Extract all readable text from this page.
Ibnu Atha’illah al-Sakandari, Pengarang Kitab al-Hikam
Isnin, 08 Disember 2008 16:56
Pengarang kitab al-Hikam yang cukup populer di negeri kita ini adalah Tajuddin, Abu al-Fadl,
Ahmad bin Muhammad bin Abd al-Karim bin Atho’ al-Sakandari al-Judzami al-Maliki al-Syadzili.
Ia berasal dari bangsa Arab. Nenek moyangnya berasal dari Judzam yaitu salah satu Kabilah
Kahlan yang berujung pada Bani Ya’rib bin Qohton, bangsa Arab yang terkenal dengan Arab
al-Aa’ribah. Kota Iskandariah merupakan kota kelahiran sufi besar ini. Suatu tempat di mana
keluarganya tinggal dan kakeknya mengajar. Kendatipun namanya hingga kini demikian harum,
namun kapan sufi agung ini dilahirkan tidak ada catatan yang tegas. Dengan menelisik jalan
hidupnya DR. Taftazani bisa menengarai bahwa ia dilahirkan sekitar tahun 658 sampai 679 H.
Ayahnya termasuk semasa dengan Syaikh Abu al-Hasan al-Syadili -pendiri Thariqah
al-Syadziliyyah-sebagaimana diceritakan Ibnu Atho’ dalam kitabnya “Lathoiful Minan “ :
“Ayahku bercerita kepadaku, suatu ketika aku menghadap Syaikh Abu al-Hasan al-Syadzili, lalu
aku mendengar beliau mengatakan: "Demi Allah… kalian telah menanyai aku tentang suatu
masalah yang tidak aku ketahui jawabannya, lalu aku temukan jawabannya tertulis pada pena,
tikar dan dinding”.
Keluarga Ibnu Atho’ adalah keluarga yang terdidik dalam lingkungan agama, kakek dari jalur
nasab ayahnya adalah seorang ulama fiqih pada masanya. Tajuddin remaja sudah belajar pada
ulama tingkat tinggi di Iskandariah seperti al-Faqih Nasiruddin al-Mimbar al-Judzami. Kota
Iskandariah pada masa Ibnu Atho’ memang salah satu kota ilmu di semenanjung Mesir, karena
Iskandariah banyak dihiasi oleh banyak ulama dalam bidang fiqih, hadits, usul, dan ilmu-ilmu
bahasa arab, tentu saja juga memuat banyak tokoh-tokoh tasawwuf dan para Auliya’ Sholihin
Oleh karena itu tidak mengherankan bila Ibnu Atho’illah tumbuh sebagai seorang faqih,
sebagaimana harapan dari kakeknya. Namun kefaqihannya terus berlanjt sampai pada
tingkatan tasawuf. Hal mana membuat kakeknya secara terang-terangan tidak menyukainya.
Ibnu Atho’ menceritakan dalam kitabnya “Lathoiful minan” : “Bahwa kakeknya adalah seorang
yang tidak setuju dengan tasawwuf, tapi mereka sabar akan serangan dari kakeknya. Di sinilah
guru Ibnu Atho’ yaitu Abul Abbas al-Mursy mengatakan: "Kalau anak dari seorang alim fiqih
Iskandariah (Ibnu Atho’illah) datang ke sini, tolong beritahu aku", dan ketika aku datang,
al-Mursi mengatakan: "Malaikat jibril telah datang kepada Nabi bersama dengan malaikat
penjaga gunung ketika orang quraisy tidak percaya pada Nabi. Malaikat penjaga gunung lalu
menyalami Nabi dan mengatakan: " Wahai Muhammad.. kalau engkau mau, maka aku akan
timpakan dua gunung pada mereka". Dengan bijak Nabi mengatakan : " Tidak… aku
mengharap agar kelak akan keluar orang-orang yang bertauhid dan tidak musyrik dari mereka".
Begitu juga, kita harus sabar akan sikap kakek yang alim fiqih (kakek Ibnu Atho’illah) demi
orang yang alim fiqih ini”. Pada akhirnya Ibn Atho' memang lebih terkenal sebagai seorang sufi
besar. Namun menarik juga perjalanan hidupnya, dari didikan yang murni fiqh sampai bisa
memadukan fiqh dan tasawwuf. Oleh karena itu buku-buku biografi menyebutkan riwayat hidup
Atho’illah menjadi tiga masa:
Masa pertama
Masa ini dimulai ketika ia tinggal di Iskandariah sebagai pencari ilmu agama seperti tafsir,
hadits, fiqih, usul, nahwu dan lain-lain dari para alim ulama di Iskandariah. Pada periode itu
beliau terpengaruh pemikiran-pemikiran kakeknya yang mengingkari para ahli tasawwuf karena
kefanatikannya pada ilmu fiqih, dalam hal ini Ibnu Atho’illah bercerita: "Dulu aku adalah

▬▬▬

**STATED GOAL**
Track down every line with the word "gunung" and copy it.

**ANSWER BELOW**
penjaga gunung ketika orang quraisy tidak percaya pada Nabi. Malaikat penjaga gunung lalu
timpakan dua gunung pada mereka". Dengan bijak Nabi mengatakan : " Tidak… aku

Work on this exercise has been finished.